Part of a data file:
================================

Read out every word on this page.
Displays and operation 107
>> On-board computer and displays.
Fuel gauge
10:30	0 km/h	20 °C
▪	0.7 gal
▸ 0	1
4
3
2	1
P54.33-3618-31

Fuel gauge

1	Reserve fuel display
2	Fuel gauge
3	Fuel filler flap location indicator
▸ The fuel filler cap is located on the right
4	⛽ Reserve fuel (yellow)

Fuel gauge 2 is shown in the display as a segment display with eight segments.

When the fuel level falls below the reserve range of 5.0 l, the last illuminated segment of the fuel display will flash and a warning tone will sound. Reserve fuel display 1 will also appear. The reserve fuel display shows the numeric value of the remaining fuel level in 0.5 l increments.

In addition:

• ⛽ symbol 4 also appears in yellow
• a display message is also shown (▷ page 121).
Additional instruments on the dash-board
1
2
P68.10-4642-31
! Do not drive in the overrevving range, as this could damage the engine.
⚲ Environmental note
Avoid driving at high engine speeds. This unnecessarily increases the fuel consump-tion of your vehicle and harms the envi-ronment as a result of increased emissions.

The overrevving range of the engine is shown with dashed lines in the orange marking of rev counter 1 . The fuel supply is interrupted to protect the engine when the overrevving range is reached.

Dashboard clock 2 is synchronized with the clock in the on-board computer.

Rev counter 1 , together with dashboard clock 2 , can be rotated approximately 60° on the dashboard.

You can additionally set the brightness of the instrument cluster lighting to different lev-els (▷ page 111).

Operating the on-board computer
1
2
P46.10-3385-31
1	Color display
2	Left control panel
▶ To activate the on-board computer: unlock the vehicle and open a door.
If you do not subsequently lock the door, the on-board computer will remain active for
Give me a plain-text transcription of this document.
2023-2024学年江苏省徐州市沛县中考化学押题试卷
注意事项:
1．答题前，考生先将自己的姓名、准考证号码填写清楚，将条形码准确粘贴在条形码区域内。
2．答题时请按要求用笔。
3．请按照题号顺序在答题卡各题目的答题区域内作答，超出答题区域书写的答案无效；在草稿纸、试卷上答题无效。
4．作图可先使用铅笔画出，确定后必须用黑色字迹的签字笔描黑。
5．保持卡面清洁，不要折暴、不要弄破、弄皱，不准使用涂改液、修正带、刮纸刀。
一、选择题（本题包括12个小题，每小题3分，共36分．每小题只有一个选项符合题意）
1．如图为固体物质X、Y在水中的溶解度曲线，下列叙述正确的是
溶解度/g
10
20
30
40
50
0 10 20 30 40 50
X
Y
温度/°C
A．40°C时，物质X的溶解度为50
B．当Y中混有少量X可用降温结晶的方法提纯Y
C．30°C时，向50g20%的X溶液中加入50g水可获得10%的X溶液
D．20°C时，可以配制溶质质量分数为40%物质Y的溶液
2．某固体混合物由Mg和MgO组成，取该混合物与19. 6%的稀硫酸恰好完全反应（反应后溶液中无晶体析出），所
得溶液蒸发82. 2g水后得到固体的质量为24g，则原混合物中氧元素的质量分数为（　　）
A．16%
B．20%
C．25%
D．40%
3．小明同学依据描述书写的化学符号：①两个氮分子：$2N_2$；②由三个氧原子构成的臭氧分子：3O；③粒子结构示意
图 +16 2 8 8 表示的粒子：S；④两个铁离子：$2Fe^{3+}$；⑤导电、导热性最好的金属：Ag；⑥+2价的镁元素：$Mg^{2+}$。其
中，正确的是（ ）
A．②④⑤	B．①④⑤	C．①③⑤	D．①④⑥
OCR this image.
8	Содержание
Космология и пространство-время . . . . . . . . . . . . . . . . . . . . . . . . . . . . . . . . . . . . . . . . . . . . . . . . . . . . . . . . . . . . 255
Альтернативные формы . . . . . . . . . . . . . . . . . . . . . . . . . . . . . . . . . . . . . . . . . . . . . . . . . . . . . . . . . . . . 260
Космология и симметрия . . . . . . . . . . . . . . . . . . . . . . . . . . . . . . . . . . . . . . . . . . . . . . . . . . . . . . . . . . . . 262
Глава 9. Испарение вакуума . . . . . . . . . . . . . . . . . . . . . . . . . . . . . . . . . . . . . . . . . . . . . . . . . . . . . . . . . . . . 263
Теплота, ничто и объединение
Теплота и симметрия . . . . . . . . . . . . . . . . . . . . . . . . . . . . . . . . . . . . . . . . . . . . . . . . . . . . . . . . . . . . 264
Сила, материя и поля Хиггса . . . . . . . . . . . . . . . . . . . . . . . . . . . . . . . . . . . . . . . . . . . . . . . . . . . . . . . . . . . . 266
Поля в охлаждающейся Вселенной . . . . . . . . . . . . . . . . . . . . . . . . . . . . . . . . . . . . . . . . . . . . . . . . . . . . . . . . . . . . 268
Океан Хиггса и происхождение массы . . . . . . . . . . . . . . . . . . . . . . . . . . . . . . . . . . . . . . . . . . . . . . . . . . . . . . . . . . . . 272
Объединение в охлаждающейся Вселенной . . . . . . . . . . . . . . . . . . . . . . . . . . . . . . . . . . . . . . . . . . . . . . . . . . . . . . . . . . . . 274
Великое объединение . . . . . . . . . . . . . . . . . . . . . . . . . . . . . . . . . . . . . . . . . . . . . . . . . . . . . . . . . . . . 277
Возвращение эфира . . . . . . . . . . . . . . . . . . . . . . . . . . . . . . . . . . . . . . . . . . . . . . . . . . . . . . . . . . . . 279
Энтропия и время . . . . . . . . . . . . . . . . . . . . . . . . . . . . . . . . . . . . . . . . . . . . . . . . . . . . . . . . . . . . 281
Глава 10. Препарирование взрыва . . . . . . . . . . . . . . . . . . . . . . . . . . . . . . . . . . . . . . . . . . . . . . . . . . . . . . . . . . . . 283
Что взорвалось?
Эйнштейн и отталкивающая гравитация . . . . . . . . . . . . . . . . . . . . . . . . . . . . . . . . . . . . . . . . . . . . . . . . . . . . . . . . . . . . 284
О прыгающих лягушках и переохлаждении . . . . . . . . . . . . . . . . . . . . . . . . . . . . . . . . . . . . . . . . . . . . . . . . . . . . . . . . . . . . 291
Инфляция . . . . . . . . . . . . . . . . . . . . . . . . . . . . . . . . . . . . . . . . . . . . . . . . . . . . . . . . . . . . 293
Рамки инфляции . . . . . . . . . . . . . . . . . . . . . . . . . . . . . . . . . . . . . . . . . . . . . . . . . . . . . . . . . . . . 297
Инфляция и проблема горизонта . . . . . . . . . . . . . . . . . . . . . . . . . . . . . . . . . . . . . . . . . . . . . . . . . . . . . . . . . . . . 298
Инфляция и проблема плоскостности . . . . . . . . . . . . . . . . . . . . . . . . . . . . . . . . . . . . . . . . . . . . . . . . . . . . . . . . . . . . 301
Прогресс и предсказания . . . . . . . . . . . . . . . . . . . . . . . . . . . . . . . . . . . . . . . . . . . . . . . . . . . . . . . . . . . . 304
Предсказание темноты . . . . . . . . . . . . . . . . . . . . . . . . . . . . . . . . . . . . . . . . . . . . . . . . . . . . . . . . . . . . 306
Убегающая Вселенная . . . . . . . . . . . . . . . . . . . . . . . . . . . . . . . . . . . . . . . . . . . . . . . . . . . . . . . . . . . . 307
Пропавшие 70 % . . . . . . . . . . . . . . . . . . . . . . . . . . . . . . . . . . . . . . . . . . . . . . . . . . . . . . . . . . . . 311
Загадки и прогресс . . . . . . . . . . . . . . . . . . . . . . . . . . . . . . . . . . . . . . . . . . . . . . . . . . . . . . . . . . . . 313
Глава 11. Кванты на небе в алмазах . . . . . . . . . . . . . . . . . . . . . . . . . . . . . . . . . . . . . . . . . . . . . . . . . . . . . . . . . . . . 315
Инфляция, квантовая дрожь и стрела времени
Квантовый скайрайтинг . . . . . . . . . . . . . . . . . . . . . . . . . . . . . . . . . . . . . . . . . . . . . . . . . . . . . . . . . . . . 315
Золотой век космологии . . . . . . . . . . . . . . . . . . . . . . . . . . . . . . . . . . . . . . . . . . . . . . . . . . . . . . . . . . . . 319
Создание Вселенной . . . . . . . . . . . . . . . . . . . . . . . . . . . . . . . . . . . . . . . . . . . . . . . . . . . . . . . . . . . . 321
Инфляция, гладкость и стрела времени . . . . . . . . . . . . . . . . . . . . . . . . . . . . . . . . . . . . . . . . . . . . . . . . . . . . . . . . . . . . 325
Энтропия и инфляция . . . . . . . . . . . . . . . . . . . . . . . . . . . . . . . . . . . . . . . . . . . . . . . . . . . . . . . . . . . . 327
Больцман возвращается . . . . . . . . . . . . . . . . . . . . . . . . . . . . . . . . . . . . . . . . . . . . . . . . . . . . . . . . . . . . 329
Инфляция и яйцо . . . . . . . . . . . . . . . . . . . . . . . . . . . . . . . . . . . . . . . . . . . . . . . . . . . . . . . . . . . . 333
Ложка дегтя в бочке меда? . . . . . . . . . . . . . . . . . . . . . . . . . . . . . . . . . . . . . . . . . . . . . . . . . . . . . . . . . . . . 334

================================

## TO BE DONE:
Isolate the lines above that contain the word "segment" and copy them.

## ANSWER:
Fuel gauge 2 is shown in the display as a segment display with eight segments.
When the fuel level falls below the reserve range of 5.0 l, the last illuminated segment of the fuel display will flash and a warning tone will sound. Reserve fuel display 1 will also appear. The reserve fuel display shows the numeric value of the remaining fuel level in 0.5 l increments.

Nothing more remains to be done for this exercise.